RECORD SET:
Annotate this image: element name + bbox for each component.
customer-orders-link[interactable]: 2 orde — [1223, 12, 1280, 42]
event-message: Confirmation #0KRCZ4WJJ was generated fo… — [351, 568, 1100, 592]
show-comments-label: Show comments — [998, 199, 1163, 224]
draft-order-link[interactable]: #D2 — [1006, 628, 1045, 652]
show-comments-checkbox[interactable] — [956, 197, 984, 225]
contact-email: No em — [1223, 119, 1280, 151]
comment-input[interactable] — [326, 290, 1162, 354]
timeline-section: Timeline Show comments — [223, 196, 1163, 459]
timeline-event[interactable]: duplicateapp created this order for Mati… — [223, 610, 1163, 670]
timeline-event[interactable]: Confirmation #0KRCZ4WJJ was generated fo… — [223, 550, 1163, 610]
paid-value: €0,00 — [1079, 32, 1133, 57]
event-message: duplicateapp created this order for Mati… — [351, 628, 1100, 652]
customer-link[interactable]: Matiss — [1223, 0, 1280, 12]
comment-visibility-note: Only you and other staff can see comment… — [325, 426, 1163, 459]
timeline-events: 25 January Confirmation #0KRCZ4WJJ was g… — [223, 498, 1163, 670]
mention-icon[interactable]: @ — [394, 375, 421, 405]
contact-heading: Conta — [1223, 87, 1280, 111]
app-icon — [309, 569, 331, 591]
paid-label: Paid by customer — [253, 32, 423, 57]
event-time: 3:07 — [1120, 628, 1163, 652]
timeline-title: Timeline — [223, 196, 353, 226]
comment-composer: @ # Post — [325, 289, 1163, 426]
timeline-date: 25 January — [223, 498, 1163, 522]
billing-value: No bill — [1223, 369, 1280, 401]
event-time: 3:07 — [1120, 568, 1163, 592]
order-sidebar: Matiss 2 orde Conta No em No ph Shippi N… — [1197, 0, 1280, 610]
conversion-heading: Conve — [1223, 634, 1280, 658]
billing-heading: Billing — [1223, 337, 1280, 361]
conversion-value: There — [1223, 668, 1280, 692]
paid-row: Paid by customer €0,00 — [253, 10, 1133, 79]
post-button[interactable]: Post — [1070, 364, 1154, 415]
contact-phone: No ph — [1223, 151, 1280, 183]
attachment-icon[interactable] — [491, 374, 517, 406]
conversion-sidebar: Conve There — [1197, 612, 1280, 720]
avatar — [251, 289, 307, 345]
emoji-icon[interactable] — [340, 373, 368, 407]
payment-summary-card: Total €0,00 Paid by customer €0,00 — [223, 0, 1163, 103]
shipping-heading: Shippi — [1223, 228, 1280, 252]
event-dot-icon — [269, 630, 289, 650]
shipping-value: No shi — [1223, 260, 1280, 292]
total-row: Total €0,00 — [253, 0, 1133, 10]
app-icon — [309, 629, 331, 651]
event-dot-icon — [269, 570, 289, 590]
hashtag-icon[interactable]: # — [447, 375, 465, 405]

TASK DESCRIPTION:
Rewrite the data above, replacing "event-dot-icon" with "timeline-dot-icon" everywhere and leaving everything else unchanged.

RESULT OF THIS EXERCISE:
Annotate this image: element name + bbox for each component.
customer-orders-link[interactable]: 2 orde — [1223, 12, 1280, 42]
event-message: Confirmation #0KRCZ4WJJ was generated fo… — [351, 568, 1100, 592]
show-comments-label: Show comments — [998, 199, 1163, 224]
draft-order-link[interactable]: #D2 — [1006, 628, 1045, 652]
show-comments-checkbox[interactable] — [956, 197, 984, 225]
contact-email: No em — [1223, 119, 1280, 151]
comment-input[interactable] — [326, 290, 1162, 354]
timeline-section: Timeline Show comments — [223, 196, 1163, 459]
timeline-event[interactable]: duplicateapp created this order for Mati… — [223, 610, 1163, 670]
timeline-event[interactable]: Confirmation #0KRCZ4WJJ was generated fo… — [223, 550, 1163, 610]
paid-value: €0,00 — [1079, 32, 1133, 57]
event-message: duplicateapp created this order for Mati… — [351, 628, 1100, 652]
customer-link[interactable]: Matiss — [1223, 0, 1280, 12]
comment-visibility-note: Only you and other staff can see comment… — [325, 426, 1163, 459]
timeline-events: 25 January Confirmation #0KRCZ4WJJ was g… — [223, 498, 1163, 670]
mention-icon[interactable]: @ — [394, 375, 421, 405]
contact-heading: Conta — [1223, 87, 1280, 111]
app-icon — [309, 569, 331, 591]
paid-label: Paid by customer — [253, 32, 423, 57]
event-time: 3:07 — [1120, 628, 1163, 652]
timeline-title: Timeline — [223, 196, 353, 226]
comment-composer: @ # Post — [325, 289, 1163, 426]
timeline-date: 25 January — [223, 498, 1163, 522]
billing-value: No bill — [1223, 369, 1280, 401]
event-time: 3:07 — [1120, 568, 1163, 592]
order-sidebar: Matiss 2 orde Conta No em No ph Shippi N… — [1197, 0, 1280, 610]
conversion-heading: Conve — [1223, 634, 1280, 658]
billing-heading: Billing — [1223, 337, 1280, 361]
conversion-value: There — [1223, 668, 1280, 692]
paid-row: Paid by customer €0,00 — [253, 10, 1133, 79]
post-button[interactable]: Post — [1070, 364, 1154, 415]
contact-phone: No ph — [1223, 151, 1280, 183]
attachment-icon[interactable] — [491, 374, 517, 406]
conversion-sidebar: Conve There — [1197, 612, 1280, 720]
avatar — [251, 289, 307, 345]
emoji-icon[interactable] — [340, 373, 368, 407]
payment-summary-card: Total €0,00 Paid by customer €0,00 — [223, 0, 1163, 103]
shipping-heading: Shippi — [1223, 228, 1280, 252]
timeline-dot-icon — [269, 630, 289, 650]
shipping-value: No shi — [1223, 260, 1280, 292]
total-row: Total €0,00 — [253, 0, 1133, 10]
app-icon — [309, 629, 331, 651]
timeline-dot-icon — [269, 570, 289, 590]
hashtag-icon[interactable]: # — [447, 375, 465, 405]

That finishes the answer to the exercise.